Written task
Each line of the listing must be transcribed exactly, except for the images, which should be excluded.

Data entries
--- start ---

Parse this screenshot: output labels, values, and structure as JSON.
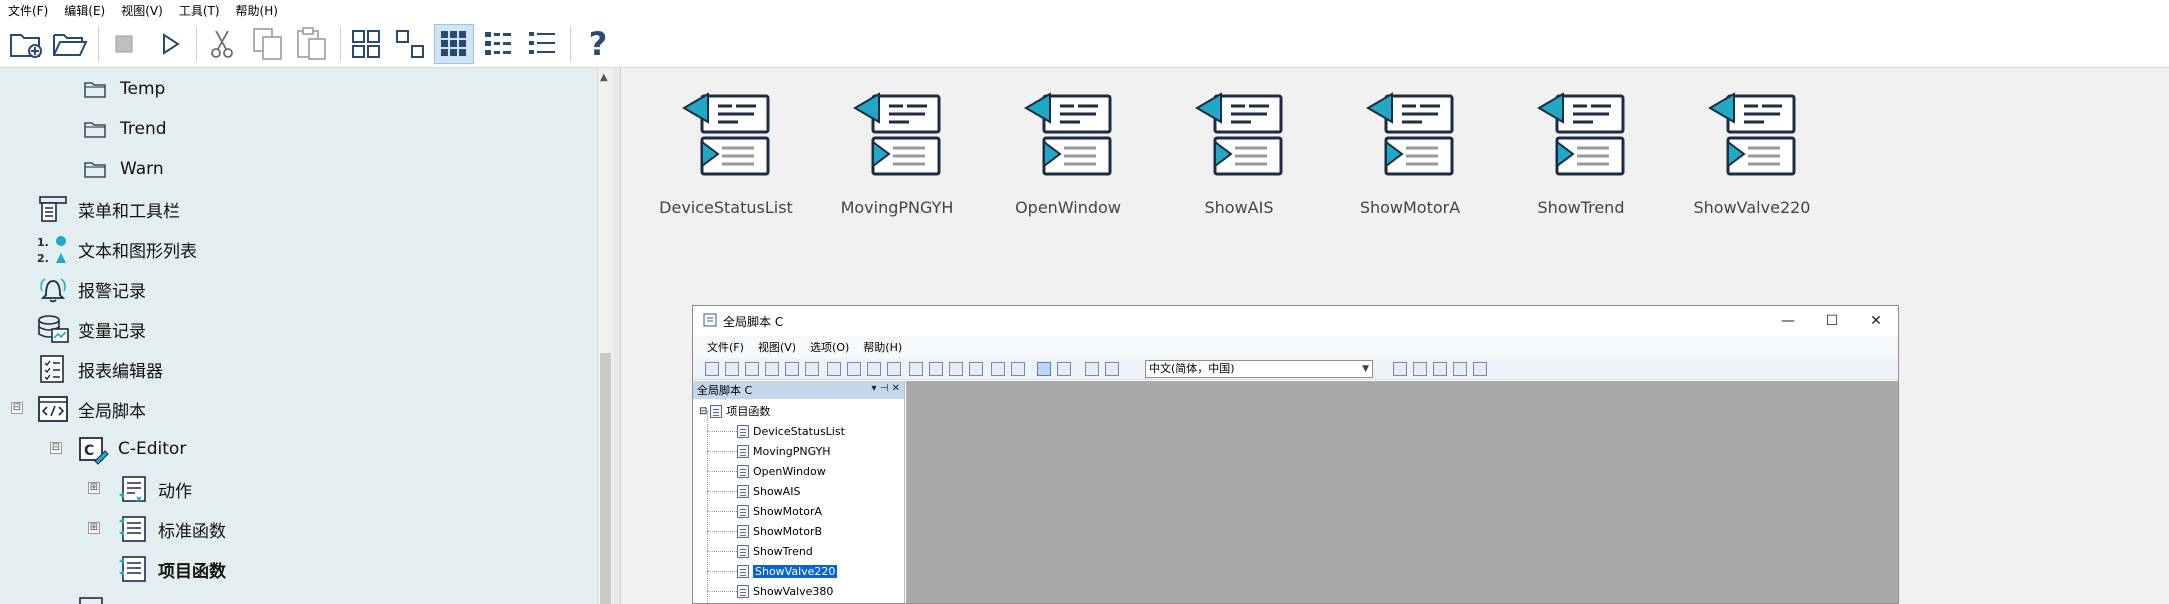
{
  "menubar": {
    "items": [
      "文件(F)",
      "编辑(E)",
      "视图(V)",
      "工具(T)",
      "帮助(H)"
    ]
  },
  "toolbar": {
    "buttons": [
      "new-project-icon",
      "open-project-icon",
      "stop-icon",
      "run-icon",
      "cut-icon",
      "copy-icon",
      "paste-icon",
      "large-icons-view-icon",
      "small-icons-view-icon",
      "grid-view-icon",
      "detail-view-icon",
      "list-view-icon",
      "help-icon"
    ],
    "active_view": "grid-view-icon"
  },
  "tree": {
    "items": [
      {
        "label": "Temp",
        "icon": "folder-icon"
      },
      {
        "label": "Trend",
        "icon": "folder-icon"
      },
      {
        "label": "Warn",
        "icon": "folder-icon"
      },
      {
        "label": "菜单和工具栏",
        "icon": "menu-toolbar-icon"
      },
      {
        "label": "文本和图形列表",
        "icon": "text-graphic-list-icon"
      },
      {
        "label": "报警记录",
        "icon": "alarm-bell-icon"
      },
      {
        "label": "变量记录",
        "icon": "tag-logging-icon"
      },
      {
        "label": "报表编辑器",
        "icon": "report-editor-icon"
      },
      {
        "label": "全局脚本",
        "icon": "global-script-icon",
        "expander": "⊟"
      },
      {
        "label": "C-Editor",
        "icon": "c-editor-icon",
        "expander": "⊟"
      },
      {
        "label": "动作",
        "icon": "action-icon",
        "expander": "⊞"
      },
      {
        "label": "标准函数",
        "icon": "function-icon",
        "expander": "⊞"
      },
      {
        "label": "项目函数",
        "icon": "function-icon",
        "bold": true
      }
    ]
  },
  "files": {
    "items": [
      "DeviceStatusList",
      "MovingPNGYH",
      "OpenWindow",
      "ShowAIS",
      "ShowMotorA",
      "ShowTrend",
      "ShowValve220"
    ]
  },
  "window": {
    "title": "全局脚本 C",
    "minimize": "—",
    "maximize": "☐",
    "close": "✕",
    "menu": [
      "文件(F)",
      "视图(V)",
      "选项(O)",
      "帮助(H)"
    ],
    "language": "中文(简体，中国)",
    "pane_title": "全局脚本 C",
    "pane_pin": "▾ ⊣ ✕",
    "tree_root": "项目函数",
    "tree_items": [
      "DeviceStatusList",
      "MovingPNGYH",
      "OpenWindow",
      "ShowAIS",
      "ShowMotorA",
      "ShowMotorB",
      "ShowTrend",
      "ShowValve220",
      "ShowValve380"
    ],
    "selected": "ShowValve220"
  },
  "colors": {
    "accent": "#0a64d6",
    "icon_cyan": "#21a8c4",
    "tree_bg": "#e3eef0"
  }
}
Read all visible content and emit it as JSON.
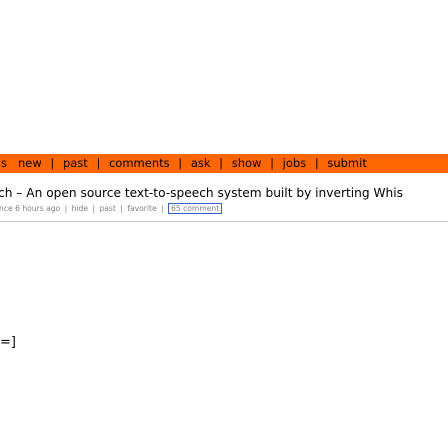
{
  "navbar": {
    "items": [
      "s",
      "new",
      "past",
      "comments",
      "ask",
      "show",
      "jobs",
      "submit"
    ],
    "separator": "|",
    "background": "#ff6600"
  },
  "story": {
    "title": "ch – An open source text-to-speech system built by inverting Whis",
    "subtext": {
      "age": "nce 6 hours ago",
      "hide": "hide",
      "past": "past",
      "favorite": "favorite",
      "comments": "65 comment"
    }
  },
  "bottom": {
    "bracket": "=]"
  }
}
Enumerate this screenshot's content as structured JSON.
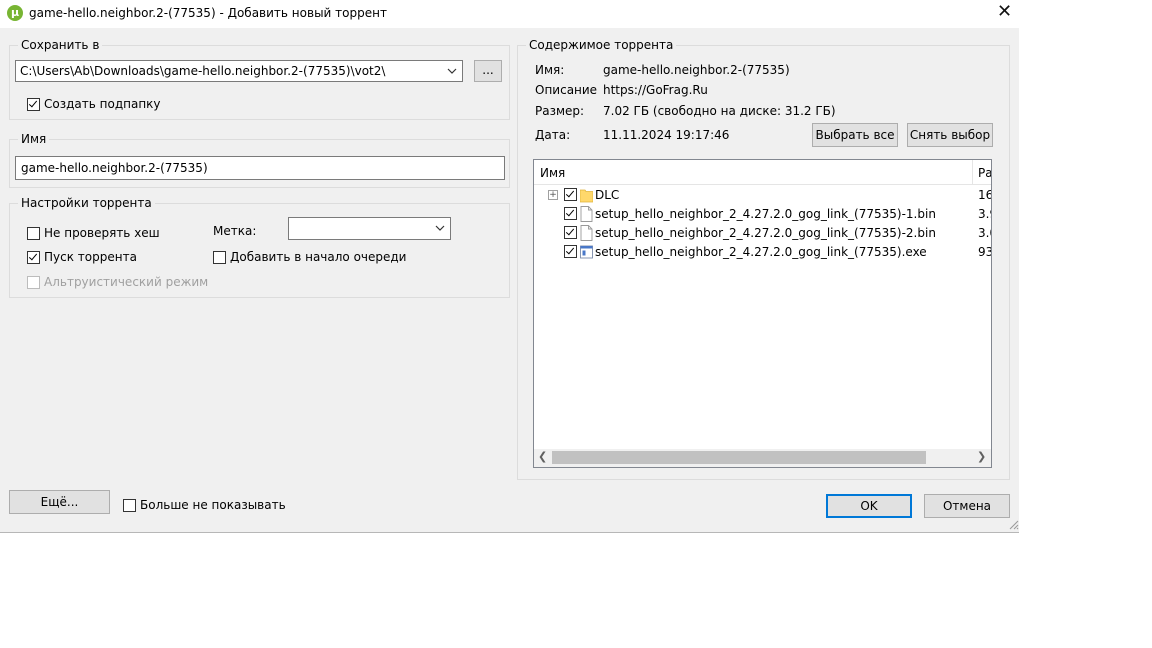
{
  "window": {
    "title": "game-hello.neighbor.2-(77535) - Добавить новый торрент",
    "close_glyph": "✕",
    "app_icon_glyph": "µ"
  },
  "save": {
    "legend": "Сохранить в",
    "path": "C:\\Users\\Ab\\Downloads\\game-hello.neighbor.2-(77535)\\vot2\\",
    "browse_label": "...",
    "subfolder_label": "Создать подпапку",
    "subfolder_checked": true
  },
  "name": {
    "legend": "Имя",
    "value": "game-hello.neighbor.2-(77535)"
  },
  "settings": {
    "legend": "Настройки торрента",
    "skip_hash_label": "Не проверять хеш",
    "skip_hash_checked": false,
    "start_label": "Пуск торрента",
    "start_checked": true,
    "altruist_label": "Альтруистический режим",
    "altruist_checked": false,
    "label_caption": "Метка:",
    "label_value": "",
    "queue_top_label": "Добавить в начало очереди",
    "queue_top_checked": false
  },
  "contents": {
    "legend": "Содержимое торрента",
    "name_label": "Имя:",
    "name_value": "game-hello.neighbor.2-(77535)",
    "desc_label": "Описание",
    "desc_value": "https://GoFrag.Ru",
    "size_label": "Размер:",
    "size_value": "7.02 ГБ (свободно на диске: 31.2 ГБ)",
    "date_label": "Дата:",
    "date_value": "11.11.2024 19:17:46",
    "select_all_label": "Выбрать все",
    "deselect_label": "Снять выбор",
    "col_name": "Имя",
    "col_size": "Ра",
    "files": [
      {
        "name": "DLC",
        "size": "16",
        "type": "folder-icon",
        "expandable": true,
        "checked": true
      },
      {
        "name": "setup_hello_neighbor_2_4.27.2.0_gog_link_(77535)-1.bin",
        "size": "3.9",
        "type": "file-icon",
        "expandable": false,
        "checked": true
      },
      {
        "name": "setup_hello_neighbor_2_4.27.2.0_gog_link_(77535)-2.bin",
        "size": "3.0",
        "type": "file-icon",
        "expandable": false,
        "checked": true
      },
      {
        "name": "setup_hello_neighbor_2_4.27.2.0_gog_link_(77535).exe",
        "size": "93",
        "type": "exe-icon",
        "expandable": false,
        "checked": true
      }
    ]
  },
  "footer": {
    "more_label": "Ещё...",
    "dont_show_label": "Больше не показывать",
    "dont_show_checked": false,
    "ok_label": "OK",
    "cancel_label": "Отмена"
  },
  "colors": {
    "window_bg": "#f0f0f0",
    "accent": "#0078d7",
    "folder": "#ffd86b",
    "app_icon": "#78b533"
  }
}
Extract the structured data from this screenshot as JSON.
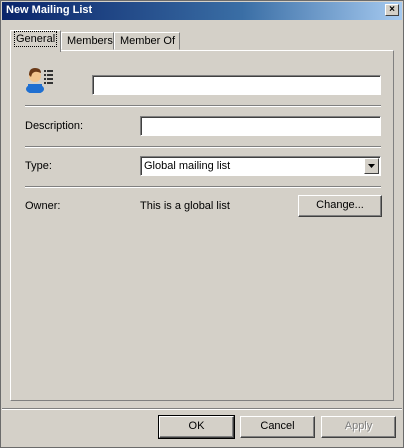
{
  "window": {
    "title": "New Mailing List",
    "close_glyph": "×"
  },
  "tabs": [
    {
      "label": "General",
      "active": true
    },
    {
      "label": "Members",
      "active": false
    },
    {
      "label": "Member Of",
      "active": false
    }
  ],
  "general": {
    "name_value": "",
    "description": {
      "label": "Description:",
      "value": ""
    },
    "type": {
      "label": "Type:",
      "selected": "Global mailing list"
    },
    "owner": {
      "label": "Owner:",
      "value": "This is a global list",
      "change_button": "Change..."
    }
  },
  "footer": {
    "ok": "OK",
    "cancel": "Cancel",
    "apply": "Apply"
  },
  "icons": {
    "user_list": "user-list-icon",
    "dropdown": "triangle-down"
  },
  "colors": {
    "face": "#d4d0c8",
    "titlebar_start": "#0a246a",
    "titlebar_end": "#a6caf0"
  }
}
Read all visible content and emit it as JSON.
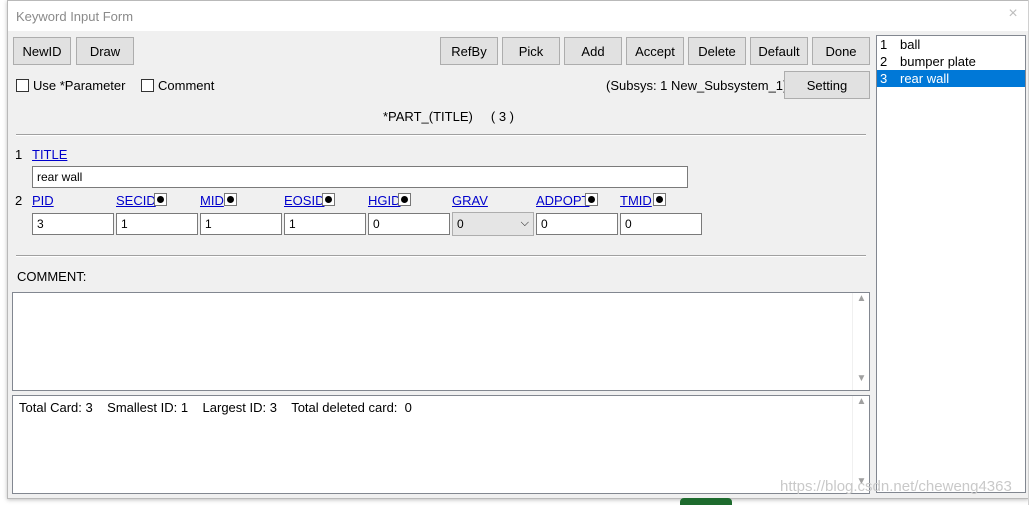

--- end ---

Result
Parse this screenshot: output labels, values, and structure as JSON.
{
  "menubar": {
    "items": [
      "文件(F)",
      "编辑(E)",
      "视图(V)",
      "工具(T)",
      "帮助(H)"
    ]
  },
  "toolbar": {
    "buttons": [
      "new-project-icon",
      "open-project-icon",
      "stop-icon",
      "run-icon",
      "cut-icon",
      "copy-icon",
      "paste-icon",
      "large-icons-view-icon",
      "small-icons-view-icon",
      "grid-view-icon",
      "detail-view-icon",
      "list-view-icon",
      "help-icon"
    ],
    "active_view": "grid-view-icon"
  },
  "tree": {
    "items": [
      {
        "label": "Temp",
        "icon": "folder-icon"
      },
      {
        "label": "Trend",
        "icon": "folder-icon"
      },
      {
        "label": "Warn",
        "icon": "folder-icon"
      },
      {
        "label": "菜单和工具栏",
        "icon": "menu-toolbar-icon"
      },
      {
        "label": "文本和图形列表",
        "icon": "text-graphic-list-icon"
      },
      {
        "label": "报警记录",
        "icon": "alarm-bell-icon"
      },
      {
        "label": "变量记录",
        "icon": "tag-logging-icon"
      },
      {
        "label": "报表编辑器",
        "icon": "report-editor-icon"
      },
      {
        "label": "全局脚本",
        "icon": "global-script-icon",
        "expander": "⊟"
      },
      {
        "label": "C-Editor",
        "icon": "c-editor-icon",
        "expander": "⊟"
      },
      {
        "label": "动作",
        "icon": "action-icon",
        "expander": "⊞"
      },
      {
        "label": "标准函数",
        "icon": "function-icon",
        "expander": "⊞"
      },
      {
        "label": "项目函数",
        "icon": "function-icon",
        "bold": true
      }
    ]
  },
  "files": {
    "items": [
      "DeviceStatusList",
      "MovingPNGYH",
      "OpenWindow",
      "ShowAIS",
      "ShowMotorA",
      "ShowTrend",
      "ShowValve220"
    ]
  },
  "window": {
    "title": "全局脚本 C",
    "minimize": "—",
    "maximize": "☐",
    "close": "✕",
    "menu": [
      "文件(F)",
      "视图(V)",
      "选项(O)",
      "帮助(H)"
    ],
    "language": "中文(简体，中国)",
    "pane_title": "全局脚本 C",
    "pane_pin": "▾ ⊣ ✕",
    "tree_root": "项目函数",
    "tree_items": [
      "DeviceStatusList",
      "MovingPNGYH",
      "OpenWindow",
      "ShowAIS",
      "ShowMotorA",
      "ShowMotorB",
      "ShowTrend",
      "ShowValve220",
      "ShowValve380"
    ],
    "selected": "ShowValve220"
  },
  "colors": {
    "accent": "#0a64d6",
    "icon_cyan": "#21a8c4",
    "tree_bg": "#e3eef0"
  }
}
Read all visible content and emit it as JSON.
{
  "navbar": {
    "items": [
      "s",
      "new",
      "past",
      "comments",
      "ask",
      "show",
      "jobs",
      "submit"
    ],
    "separator": "|",
    "background": "#ff6600"
  },
  "story": {
    "title": "ch – An open source text-to-speech system built by inverting Whis",
    "subtext": {
      "age": "nce 6 hours ago",
      "hide": "hide",
      "past": "past",
      "favorite": "favorite",
      "comments": "65 comment"
    }
  },
  "bottom": {
    "bracket": "=]"
  }
}
Enumerate this screenshot's content as structured JSON.
{
  "window": {
    "title": "game-hello.neighbor.2-(77535) - Добавить новый торрент",
    "close_glyph": "✕",
    "app_icon_glyph": "µ"
  },
  "save": {
    "legend": "Сохранить в",
    "path": "C:\\Users\\Ab\\Downloads\\game-hello.neighbor.2-(77535)\\vot2\\",
    "browse_label": "...",
    "subfolder_label": "Создать подпапку",
    "subfolder_checked": true
  },
  "name": {
    "legend": "Имя",
    "value": "game-hello.neighbor.2-(77535)"
  },
  "settings": {
    "legend": "Настройки торрента",
    "skip_hash_label": "Не проверять хеш",
    "skip_hash_checked": false,
    "start_label": "Пуск торрента",
    "start_checked": true,
    "altruist_label": "Альтруистический режим",
    "altruist_checked": false,
    "label_caption": "Метка:",
    "label_value": "",
    "queue_top_label": "Добавить в начало очереди",
    "queue_top_checked": false
  },
  "contents": {
    "legend": "Содержимое торрента",
    "name_label": "Имя:",
    "name_value": "game-hello.neighbor.2-(77535)",
    "desc_label": "Описание",
    "desc_value": "https://GoFrag.Ru",
    "size_label": "Размер:",
    "size_value": "7.02 ГБ (свободно на диске: 31.2 ГБ)",
    "date_label": "Дата:",
    "date_value": "11.11.2024 19:17:46",
    "select_all_label": "Выбрать все",
    "deselect_label": "Снять выбор",
    "col_name": "Имя",
    "col_size": "Ра",
    "files": [
      {
        "name": "DLC",
        "size": "16",
        "type": "folder-icon",
        "expandable": true,
        "checked": true
      },
      {
        "name": "setup_hello_neighbor_2_4.27.2.0_gog_link_(77535)-1.bin",
        "size": "3.9",
        "type": "file-icon",
        "expandable": false,
        "checked": true
      },
      {
        "name": "setup_hello_neighbor_2_4.27.2.0_gog_link_(77535)-2.bin",
        "size": "3.0",
        "type": "file-icon",
        "expandable": false,
        "checked": true
      },
      {
        "name": "setup_hello_neighbor_2_4.27.2.0_gog_link_(77535).exe",
        "size": "93",
        "type": "exe-icon",
        "expandable": false,
        "checked": true
      }
    ]
  },
  "footer": {
    "more_label": "Ещё...",
    "dont_show_label": "Больше не показывать",
    "dont_show_checked": false,
    "ok_label": "OK",
    "cancel_label": "Отмена"
  },
  "colors": {
    "window_bg": "#f0f0f0",
    "accent": "#0078d7",
    "folder": "#ffd86b",
    "app_icon": "#78b533"
  }
}
Extract the structured data from this screenshot as JSON.
{
  "window": {
    "title": "New Mailing List",
    "close_glyph": "×"
  },
  "tabs": [
    {
      "label": "General",
      "active": true
    },
    {
      "label": "Members",
      "active": false
    },
    {
      "label": "Member Of",
      "active": false
    }
  ],
  "general": {
    "name_value": "",
    "description": {
      "label": "Description:",
      "value": ""
    },
    "type": {
      "label": "Type:",
      "selected": "Global mailing list"
    },
    "owner": {
      "label": "Owner:",
      "value": "This is a global list",
      "change_button": "Change..."
    }
  },
  "footer": {
    "ok": "OK",
    "cancel": "Cancel",
    "apply": "Apply"
  },
  "icons": {
    "user_list": "user-list-icon",
    "dropdown": "triangle-down"
  },
  "colors": {
    "face": "#d4d0c8",
    "titlebar_start": "#0a246a",
    "titlebar_end": "#a6caf0"
  }
}
Read all visible content and emit it as JSON.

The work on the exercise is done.